#### Entries

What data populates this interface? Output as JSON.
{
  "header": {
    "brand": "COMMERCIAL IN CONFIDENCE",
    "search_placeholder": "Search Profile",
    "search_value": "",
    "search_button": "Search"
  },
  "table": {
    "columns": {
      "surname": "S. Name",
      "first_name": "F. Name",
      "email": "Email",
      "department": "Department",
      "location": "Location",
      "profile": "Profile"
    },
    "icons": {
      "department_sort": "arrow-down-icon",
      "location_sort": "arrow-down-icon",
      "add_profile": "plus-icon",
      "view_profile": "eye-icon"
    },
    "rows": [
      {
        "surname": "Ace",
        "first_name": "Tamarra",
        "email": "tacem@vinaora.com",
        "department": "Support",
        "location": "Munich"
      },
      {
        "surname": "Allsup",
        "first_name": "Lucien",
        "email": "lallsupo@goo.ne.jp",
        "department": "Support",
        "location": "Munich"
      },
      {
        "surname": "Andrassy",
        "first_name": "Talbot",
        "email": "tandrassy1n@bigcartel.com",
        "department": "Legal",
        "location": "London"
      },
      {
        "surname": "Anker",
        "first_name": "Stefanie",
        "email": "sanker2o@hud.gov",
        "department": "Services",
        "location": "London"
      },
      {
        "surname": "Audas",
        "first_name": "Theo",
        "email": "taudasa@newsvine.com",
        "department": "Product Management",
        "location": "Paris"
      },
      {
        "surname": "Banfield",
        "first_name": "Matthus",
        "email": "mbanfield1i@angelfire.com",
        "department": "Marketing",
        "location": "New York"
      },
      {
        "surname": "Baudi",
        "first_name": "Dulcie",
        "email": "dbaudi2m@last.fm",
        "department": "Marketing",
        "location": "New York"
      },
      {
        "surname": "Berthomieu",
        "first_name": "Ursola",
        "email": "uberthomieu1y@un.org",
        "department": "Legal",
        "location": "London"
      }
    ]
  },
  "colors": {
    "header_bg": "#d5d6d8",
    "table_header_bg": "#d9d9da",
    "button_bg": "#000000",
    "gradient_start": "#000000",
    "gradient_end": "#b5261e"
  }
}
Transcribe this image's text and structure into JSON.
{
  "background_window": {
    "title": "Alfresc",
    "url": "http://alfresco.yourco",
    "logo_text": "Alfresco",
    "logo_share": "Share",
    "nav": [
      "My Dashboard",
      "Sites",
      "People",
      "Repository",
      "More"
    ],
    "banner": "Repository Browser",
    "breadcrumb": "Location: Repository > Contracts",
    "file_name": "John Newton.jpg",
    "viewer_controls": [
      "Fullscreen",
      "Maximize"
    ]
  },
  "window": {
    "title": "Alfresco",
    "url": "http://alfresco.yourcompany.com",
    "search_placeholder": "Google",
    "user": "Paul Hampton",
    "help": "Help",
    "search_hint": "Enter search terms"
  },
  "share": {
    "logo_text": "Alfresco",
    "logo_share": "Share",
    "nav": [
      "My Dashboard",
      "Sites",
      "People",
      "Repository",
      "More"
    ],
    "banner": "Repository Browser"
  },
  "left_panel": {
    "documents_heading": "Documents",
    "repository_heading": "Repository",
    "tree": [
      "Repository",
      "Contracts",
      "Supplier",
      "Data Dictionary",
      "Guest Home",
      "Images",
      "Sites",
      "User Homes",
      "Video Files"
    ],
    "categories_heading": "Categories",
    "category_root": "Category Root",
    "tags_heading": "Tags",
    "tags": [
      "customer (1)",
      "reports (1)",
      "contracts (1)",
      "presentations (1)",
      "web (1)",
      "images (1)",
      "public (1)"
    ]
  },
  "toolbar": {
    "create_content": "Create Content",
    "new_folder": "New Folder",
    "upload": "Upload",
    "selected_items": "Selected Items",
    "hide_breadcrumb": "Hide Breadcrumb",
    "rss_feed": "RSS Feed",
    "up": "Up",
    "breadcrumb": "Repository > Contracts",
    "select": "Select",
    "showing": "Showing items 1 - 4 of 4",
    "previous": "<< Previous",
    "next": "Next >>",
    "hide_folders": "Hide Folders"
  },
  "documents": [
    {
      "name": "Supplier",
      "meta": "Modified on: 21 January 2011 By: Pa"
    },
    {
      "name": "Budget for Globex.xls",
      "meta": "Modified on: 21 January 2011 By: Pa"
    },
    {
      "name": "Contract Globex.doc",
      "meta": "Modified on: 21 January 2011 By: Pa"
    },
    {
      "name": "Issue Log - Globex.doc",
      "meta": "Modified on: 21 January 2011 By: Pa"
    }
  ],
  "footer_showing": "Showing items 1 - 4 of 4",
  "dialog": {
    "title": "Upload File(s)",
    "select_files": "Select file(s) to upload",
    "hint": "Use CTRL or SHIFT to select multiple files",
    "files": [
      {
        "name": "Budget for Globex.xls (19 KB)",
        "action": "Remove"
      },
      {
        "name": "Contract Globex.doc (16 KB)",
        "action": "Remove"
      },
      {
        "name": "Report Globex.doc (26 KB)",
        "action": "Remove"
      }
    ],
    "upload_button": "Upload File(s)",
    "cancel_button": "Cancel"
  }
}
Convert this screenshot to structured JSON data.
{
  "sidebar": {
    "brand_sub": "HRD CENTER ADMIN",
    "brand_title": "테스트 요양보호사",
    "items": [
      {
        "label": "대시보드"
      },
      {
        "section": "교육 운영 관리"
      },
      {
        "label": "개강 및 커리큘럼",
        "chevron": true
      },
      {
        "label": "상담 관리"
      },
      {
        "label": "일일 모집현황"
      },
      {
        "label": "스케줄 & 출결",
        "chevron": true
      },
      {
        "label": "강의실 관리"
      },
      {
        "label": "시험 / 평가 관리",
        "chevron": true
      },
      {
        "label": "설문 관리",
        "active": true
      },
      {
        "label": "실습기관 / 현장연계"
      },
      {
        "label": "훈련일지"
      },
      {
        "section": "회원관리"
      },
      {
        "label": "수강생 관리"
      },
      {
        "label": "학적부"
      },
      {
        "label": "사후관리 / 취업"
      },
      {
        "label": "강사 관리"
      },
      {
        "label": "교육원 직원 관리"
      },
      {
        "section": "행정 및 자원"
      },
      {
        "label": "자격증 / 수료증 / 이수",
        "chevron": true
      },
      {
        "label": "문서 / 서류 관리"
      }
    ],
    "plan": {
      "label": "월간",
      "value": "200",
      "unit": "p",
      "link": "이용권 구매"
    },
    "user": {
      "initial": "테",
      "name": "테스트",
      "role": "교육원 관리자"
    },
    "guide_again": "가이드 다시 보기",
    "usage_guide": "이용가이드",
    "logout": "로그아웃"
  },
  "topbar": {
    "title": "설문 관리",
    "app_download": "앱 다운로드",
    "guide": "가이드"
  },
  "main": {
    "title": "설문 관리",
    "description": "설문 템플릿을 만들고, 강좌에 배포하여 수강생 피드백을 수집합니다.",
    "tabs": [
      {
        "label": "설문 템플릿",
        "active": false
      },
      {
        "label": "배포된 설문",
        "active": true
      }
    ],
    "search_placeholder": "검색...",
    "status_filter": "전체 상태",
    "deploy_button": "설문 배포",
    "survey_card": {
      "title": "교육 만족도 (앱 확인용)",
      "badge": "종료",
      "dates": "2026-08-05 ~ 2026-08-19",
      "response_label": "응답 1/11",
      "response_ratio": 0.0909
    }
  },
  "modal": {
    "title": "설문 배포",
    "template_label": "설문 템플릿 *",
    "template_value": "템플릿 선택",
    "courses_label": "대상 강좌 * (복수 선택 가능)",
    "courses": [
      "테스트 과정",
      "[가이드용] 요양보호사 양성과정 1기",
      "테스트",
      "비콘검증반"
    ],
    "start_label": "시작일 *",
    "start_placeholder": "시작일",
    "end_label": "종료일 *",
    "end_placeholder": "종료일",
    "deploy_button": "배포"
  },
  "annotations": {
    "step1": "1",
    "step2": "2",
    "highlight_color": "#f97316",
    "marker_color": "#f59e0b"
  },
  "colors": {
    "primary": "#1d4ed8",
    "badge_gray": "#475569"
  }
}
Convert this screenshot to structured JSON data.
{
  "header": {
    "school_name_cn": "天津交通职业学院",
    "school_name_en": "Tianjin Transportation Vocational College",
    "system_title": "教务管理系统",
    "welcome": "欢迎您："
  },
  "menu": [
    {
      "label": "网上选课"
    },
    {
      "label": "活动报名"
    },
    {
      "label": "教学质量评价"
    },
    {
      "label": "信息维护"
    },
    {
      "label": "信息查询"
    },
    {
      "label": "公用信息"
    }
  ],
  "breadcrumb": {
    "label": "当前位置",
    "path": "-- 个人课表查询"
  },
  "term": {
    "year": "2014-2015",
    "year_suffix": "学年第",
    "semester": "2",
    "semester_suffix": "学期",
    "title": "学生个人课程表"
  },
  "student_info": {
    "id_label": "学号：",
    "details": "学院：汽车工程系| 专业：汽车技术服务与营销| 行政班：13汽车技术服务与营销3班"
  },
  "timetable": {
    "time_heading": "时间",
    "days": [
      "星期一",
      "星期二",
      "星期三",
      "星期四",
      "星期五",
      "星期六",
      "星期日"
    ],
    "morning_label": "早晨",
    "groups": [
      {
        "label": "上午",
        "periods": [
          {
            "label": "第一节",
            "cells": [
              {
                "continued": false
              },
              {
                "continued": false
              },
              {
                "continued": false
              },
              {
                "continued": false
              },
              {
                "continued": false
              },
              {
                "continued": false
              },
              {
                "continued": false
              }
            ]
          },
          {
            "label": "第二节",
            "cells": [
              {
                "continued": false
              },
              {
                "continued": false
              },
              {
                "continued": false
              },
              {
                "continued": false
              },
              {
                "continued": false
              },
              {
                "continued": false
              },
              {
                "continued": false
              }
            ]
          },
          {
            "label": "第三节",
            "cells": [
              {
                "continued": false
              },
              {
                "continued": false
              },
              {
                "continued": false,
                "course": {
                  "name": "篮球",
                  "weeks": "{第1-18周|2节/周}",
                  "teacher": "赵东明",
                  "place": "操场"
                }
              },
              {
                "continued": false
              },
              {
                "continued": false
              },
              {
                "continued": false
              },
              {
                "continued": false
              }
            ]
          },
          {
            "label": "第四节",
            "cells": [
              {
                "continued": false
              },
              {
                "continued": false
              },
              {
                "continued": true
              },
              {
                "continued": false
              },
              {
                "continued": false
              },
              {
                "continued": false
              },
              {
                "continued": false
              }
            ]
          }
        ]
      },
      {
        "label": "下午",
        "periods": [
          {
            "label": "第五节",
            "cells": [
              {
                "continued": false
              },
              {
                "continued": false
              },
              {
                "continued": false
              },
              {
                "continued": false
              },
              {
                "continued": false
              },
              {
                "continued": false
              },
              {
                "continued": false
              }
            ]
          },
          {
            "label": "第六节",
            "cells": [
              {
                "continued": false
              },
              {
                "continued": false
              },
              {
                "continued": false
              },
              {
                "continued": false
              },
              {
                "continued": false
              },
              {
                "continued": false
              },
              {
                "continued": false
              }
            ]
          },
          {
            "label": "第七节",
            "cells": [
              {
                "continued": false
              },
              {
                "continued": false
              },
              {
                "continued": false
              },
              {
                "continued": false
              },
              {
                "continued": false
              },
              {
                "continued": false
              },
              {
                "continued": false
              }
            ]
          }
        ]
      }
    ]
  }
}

########

From the data, list each line in which the string "section" appears.

        "section": "교육 운영 관리"
        "section": "회원관리"
        "section": "행정 및 자원"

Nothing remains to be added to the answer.